Begin Supplied records
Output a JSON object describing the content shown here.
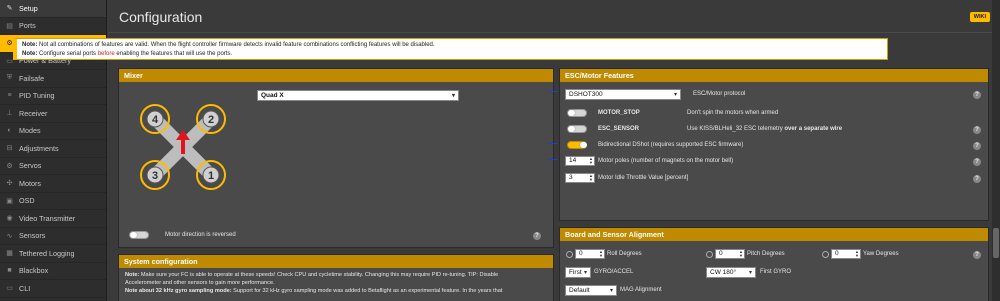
{
  "sidebar": {
    "items": [
      {
        "label": "Setup",
        "icon": "wrench-icon",
        "glyph": "✎",
        "name": "sidebar-item-setup"
      },
      {
        "label": "Ports",
        "icon": "plug-icon",
        "glyph": "▤",
        "name": "sidebar-item-ports"
      },
      {
        "label": "Configuration",
        "icon": "gear-icon",
        "glyph": "⚙",
        "name": "sidebar-item-configuration"
      },
      {
        "label": "Power & Battery",
        "icon": "battery-icon",
        "glyph": "▭",
        "name": "sidebar-item-power"
      },
      {
        "label": "Failsafe",
        "icon": "shield-icon",
        "glyph": "⛨",
        "name": "sidebar-item-failsafe"
      },
      {
        "label": "PID Tuning",
        "icon": "sliders-icon",
        "glyph": "≡",
        "name": "sidebar-item-pid"
      },
      {
        "label": "Receiver",
        "icon": "antenna-icon",
        "glyph": "⊥",
        "name": "sidebar-item-receiver"
      },
      {
        "label": "Modes",
        "icon": "modes-icon",
        "glyph": "◐",
        "name": "sidebar-item-modes"
      },
      {
        "label": "Adjustments",
        "icon": "adjust-icon",
        "glyph": "⊟",
        "name": "sidebar-item-adjustments"
      },
      {
        "label": "Servos",
        "icon": "servo-icon",
        "glyph": "⚙",
        "name": "sidebar-item-servos"
      },
      {
        "label": "Motors",
        "icon": "motor-icon",
        "glyph": "✣",
        "name": "sidebar-item-motors"
      },
      {
        "label": "OSD",
        "icon": "osd-icon",
        "glyph": "▣",
        "name": "sidebar-item-osd"
      },
      {
        "label": "Video Transmitter",
        "icon": "vtx-icon",
        "glyph": "◉",
        "name": "sidebar-item-vtx"
      },
      {
        "label": "Sensors",
        "icon": "sensor-icon",
        "glyph": "∿",
        "name": "sidebar-item-sensors"
      },
      {
        "label": "Tethered Logging",
        "icon": "log-icon",
        "glyph": "▦",
        "name": "sidebar-item-tethered"
      },
      {
        "label": "Blackbox",
        "icon": "blackbox-icon",
        "glyph": "■",
        "name": "sidebar-item-blackbox"
      },
      {
        "label": "CLI",
        "icon": "terminal-icon",
        "glyph": "▭",
        "name": "sidebar-item-cli"
      }
    ]
  },
  "header": {
    "title": "Configuration",
    "wiki": "WIKI"
  },
  "note": {
    "label1": "Note:",
    "text1": "Not all combinations of features are valid. When the flight controller firmware detects invalid feature combinations conflicting features will be disabled.",
    "label2": "Note:",
    "text2a": "Configure serial ports",
    "link": "before",
    "text2b": "enabling the features that will use the ports."
  },
  "mixer": {
    "title": "Mixer",
    "selected": "Quad X",
    "motor_labels": [
      "4",
      "2",
      "3",
      "1"
    ],
    "direction_label": "Motor direction is reversed",
    "direction_reversed": false
  },
  "system": {
    "title": "System configuration",
    "line1_label": "Note:",
    "line1": "Make sure your FC is able to operate at these speeds! Check CPU and cycletime stability. Changing this may require PID re-tuning. TIP: Disable",
    "line2": "Accelerometer and other sensors to gain more performance.",
    "line3_label": "Note about 32 kHz gyro sampling mode:",
    "line3": "Support for 32 kHz gyro sampling mode was added to Betaflight as an experimental feature. In the years that"
  },
  "esc": {
    "title": "ESC/Motor Features",
    "protocol": "DSHOT300",
    "protocol_label": "ESC/Motor protocol",
    "motor_stop_label": "MOTOR_STOP",
    "motor_stop_desc": "Don't spin the motors when armed",
    "motor_stop": false,
    "esc_sensor_label": "ESC_SENSOR",
    "esc_sensor_desc": "Use KISS/BLHeli_32 ESC telemetry",
    "esc_sensor_desc_bold": "over a separate wire",
    "esc_sensor": false,
    "bidir_label": "Bidirectional DShot (requires supported ESC firmware)",
    "bidir": true,
    "poles": "14",
    "poles_label": "Motor poles (number of magnets on the motor bell)",
    "idle": "3",
    "idle_label": "Motor Idle Throttle Value [percent]"
  },
  "board": {
    "title": "Board and Sensor Alignment",
    "roll": "0",
    "roll_label": "Roll Degrees",
    "pitch": "0",
    "pitch_label": "Pitch Degrees",
    "yaw": "0",
    "yaw_label": "Yaw Degrees",
    "gyro_first": "First",
    "gyro_first_label": "GYRO/ACCEL",
    "gyro_align": "CW 180°",
    "gyro_align_label": "First GYRO",
    "mag": "Default",
    "mag_label": "MAG Alignment"
  },
  "colors": {
    "accent": "#ffbb00",
    "panel_header": "#c08a00",
    "link": "#d42020"
  }
}
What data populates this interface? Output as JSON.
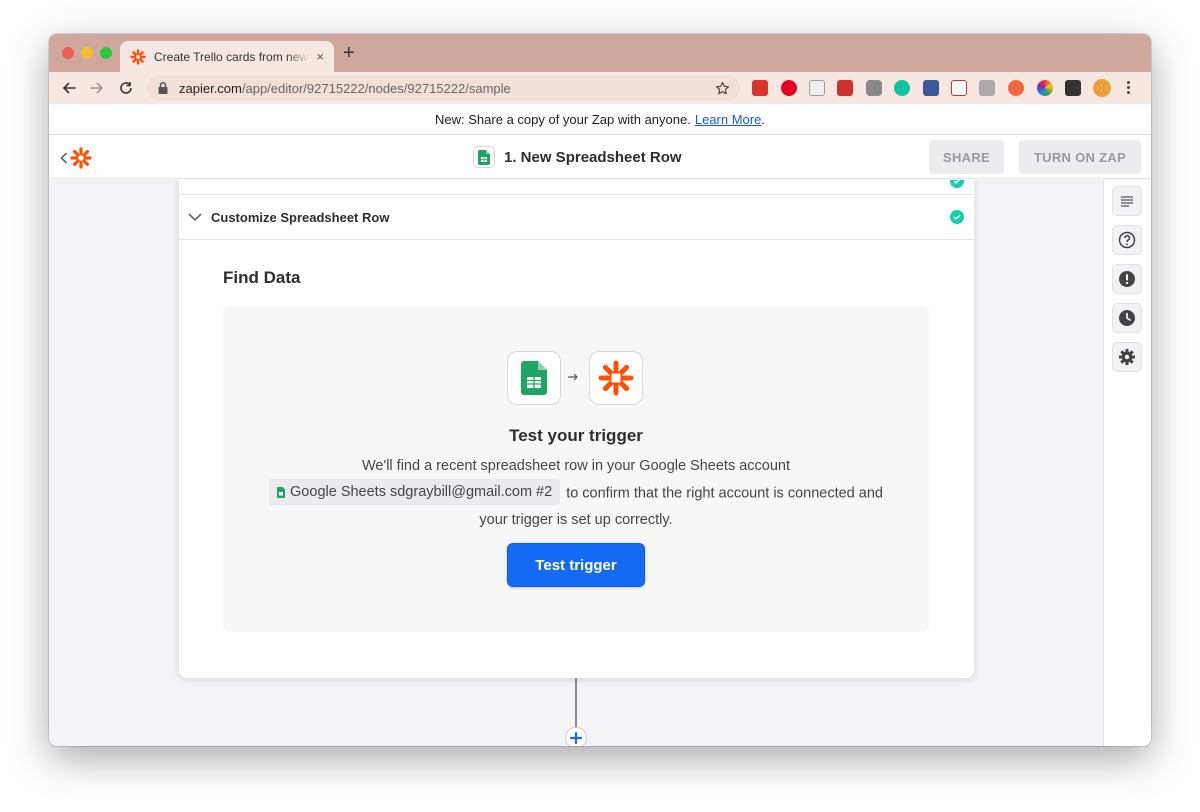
{
  "browser": {
    "tab_title": "Create Trello cards from new ro",
    "url_host": "zapier.com",
    "url_path": "/app/editor/92715222/nodes/92715222/sample",
    "tab_close": "×",
    "new_tab": "+"
  },
  "banner": {
    "text": "New: Share a copy of your Zap with anyone.",
    "link": "Learn More",
    "trailing": "."
  },
  "header": {
    "title": "1. New Spreadsheet Row",
    "share": "SHARE",
    "turn_on": "TURN ON ZAP"
  },
  "section": {
    "label": "Customize Spreadsheet Row"
  },
  "find_data": {
    "heading": "Find Data",
    "test_title": "Test your trigger",
    "desc_line1": "We'll find a recent spreadsheet row in your Google Sheets account",
    "account": "Google Sheets sdgraybill@gmail.com #2",
    "desc_line2": "to confirm that the right account is connected and",
    "desc_line3": "your trigger is set up correctly.",
    "button": "Test trigger"
  },
  "colors": {
    "brand_orange": "#ff4f00",
    "primary_blue": "#136bf5",
    "success_green": "#13d0ab",
    "sheets_green": "#1fa463"
  },
  "icons": {
    "rail": [
      "details-icon",
      "help-icon",
      "alert-icon",
      "history-icon",
      "settings-icon"
    ]
  }
}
End Supplied records
What you have to do
Copy every record above exactly, leaving out the pictures.

In response
Output a JSON object describing the content shown here.
{
  "sidebar": {
    "items": [
      {
        "label": "Setup",
        "icon": "wrench-icon",
        "glyph": "✎",
        "name": "sidebar-item-setup"
      },
      {
        "label": "Ports",
        "icon": "plug-icon",
        "glyph": "▤",
        "name": "sidebar-item-ports"
      },
      {
        "label": "Configuration",
        "icon": "gear-icon",
        "glyph": "⚙",
        "name": "sidebar-item-configuration"
      },
      {
        "label": "Power & Battery",
        "icon": "battery-icon",
        "glyph": "▭",
        "name": "sidebar-item-power"
      },
      {
        "label": "Failsafe",
        "icon": "shield-icon",
        "glyph": "⛨",
        "name": "sidebar-item-failsafe"
      },
      {
        "label": "PID Tuning",
        "icon": "sliders-icon",
        "glyph": "≡",
        "name": "sidebar-item-pid"
      },
      {
        "label": "Receiver",
        "icon": "antenna-icon",
        "glyph": "⊥",
        "name": "sidebar-item-receiver"
      },
      {
        "label": "Modes",
        "icon": "modes-icon",
        "glyph": "◐",
        "name": "sidebar-item-modes"
      },
      {
        "label": "Adjustments",
        "icon": "adjust-icon",
        "glyph": "⊟",
        "name": "sidebar-item-adjustments"
      },
      {
        "label": "Servos",
        "icon": "servo-icon",
        "glyph": "⚙",
        "name": "sidebar-item-servos"
      },
      {
        "label": "Motors",
        "icon": "motor-icon",
        "glyph": "✣",
        "name": "sidebar-item-motors"
      },
      {
        "label": "OSD",
        "icon": "osd-icon",
        "glyph": "▣",
        "name": "sidebar-item-osd"
      },
      {
        "label": "Video Transmitter",
        "icon": "vtx-icon",
        "glyph": "◉",
        "name": "sidebar-item-vtx"
      },
      {
        "label": "Sensors",
        "icon": "sensor-icon",
        "glyph": "∿",
        "name": "sidebar-item-sensors"
      },
      {
        "label": "Tethered Logging",
        "icon": "log-icon",
        "glyph": "▦",
        "name": "sidebar-item-tethered"
      },
      {
        "label": "Blackbox",
        "icon": "blackbox-icon",
        "glyph": "■",
        "name": "sidebar-item-blackbox"
      },
      {
        "label": "CLI",
        "icon": "terminal-icon",
        "glyph": "▭",
        "name": "sidebar-item-cli"
      }
    ]
  },
  "header": {
    "title": "Configuration",
    "wiki": "WIKI"
  },
  "note": {
    "label1": "Note:",
    "text1": "Not all combinations of features are valid. When the flight controller firmware detects invalid feature combinations conflicting features will be disabled.",
    "label2": "Note:",
    "text2a": "Configure serial ports",
    "link": "before",
    "text2b": "enabling the features that will use the ports."
  },
  "mixer": {
    "title": "Mixer",
    "selected": "Quad X",
    "motor_labels": [
      "4",
      "2",
      "3",
      "1"
    ],
    "direction_label": "Motor direction is reversed",
    "direction_reversed": false
  },
  "system": {
    "title": "System configuration",
    "line1_label": "Note:",
    "line1": "Make sure your FC is able to operate at these speeds! Check CPU and cycletime stability. Changing this may require PID re-tuning. TIP: Disable",
    "line2": "Accelerometer and other sensors to gain more performance.",
    "line3_label": "Note about 32 kHz gyro sampling mode:",
    "line3": "Support for 32 kHz gyro sampling mode was added to Betaflight as an experimental feature. In the years that"
  },
  "esc": {
    "title": "ESC/Motor Features",
    "protocol": "DSHOT300",
    "protocol_label": "ESC/Motor protocol",
    "motor_stop_label": "MOTOR_STOP",
    "motor_stop_desc": "Don't spin the motors when armed",
    "motor_stop": false,
    "esc_sensor_label": "ESC_SENSOR",
    "esc_sensor_desc": "Use KISS/BLHeli_32 ESC telemetry",
    "esc_sensor_desc_bold": "over a separate wire",
    "esc_sensor": false,
    "bidir_label": "Bidirectional DShot (requires supported ESC firmware)",
    "bidir": true,
    "poles": "14",
    "poles_label": "Motor poles (number of magnets on the motor bell)",
    "idle": "3",
    "idle_label": "Motor Idle Throttle Value [percent]"
  },
  "board": {
    "title": "Board and Sensor Alignment",
    "roll": "0",
    "roll_label": "Roll Degrees",
    "pitch": "0",
    "pitch_label": "Pitch Degrees",
    "yaw": "0",
    "yaw_label": "Yaw Degrees",
    "gyro_first": "First",
    "gyro_first_label": "GYRO/ACCEL",
    "gyro_align": "CW 180°",
    "gyro_align_label": "First GYRO",
    "mag": "Default",
    "mag_label": "MAG Alignment"
  },
  "colors": {
    "accent": "#ffbb00",
    "panel_header": "#c08a00",
    "link": "#d42020"
  }
}
What data populates this interface? Output as JSON.
{
  "browser": {
    "tab_title": "Create Trello cards from new ro",
    "url_host": "zapier.com",
    "url_path": "/app/editor/92715222/nodes/92715222/sample",
    "tab_close": "×",
    "new_tab": "+"
  },
  "banner": {
    "text": "New: Share a copy of your Zap with anyone.",
    "link": "Learn More",
    "trailing": "."
  },
  "header": {
    "title": "1. New Spreadsheet Row",
    "share": "SHARE",
    "turn_on": "TURN ON ZAP"
  },
  "section": {
    "label": "Customize Spreadsheet Row"
  },
  "find_data": {
    "heading": "Find Data",
    "test_title": "Test your trigger",
    "desc_line1": "We'll find a recent spreadsheet row in your Google Sheets account",
    "account": "Google Sheets sdgraybill@gmail.com #2",
    "desc_line2": "to confirm that the right account is connected and",
    "desc_line3": "your trigger is set up correctly.",
    "button": "Test trigger"
  },
  "colors": {
    "brand_orange": "#ff4f00",
    "primary_blue": "#136bf5",
    "success_green": "#13d0ab",
    "sheets_green": "#1fa463"
  },
  "icons": {
    "rail": [
      "details-icon",
      "help-icon",
      "alert-icon",
      "history-icon",
      "settings-icon"
    ]
  }
}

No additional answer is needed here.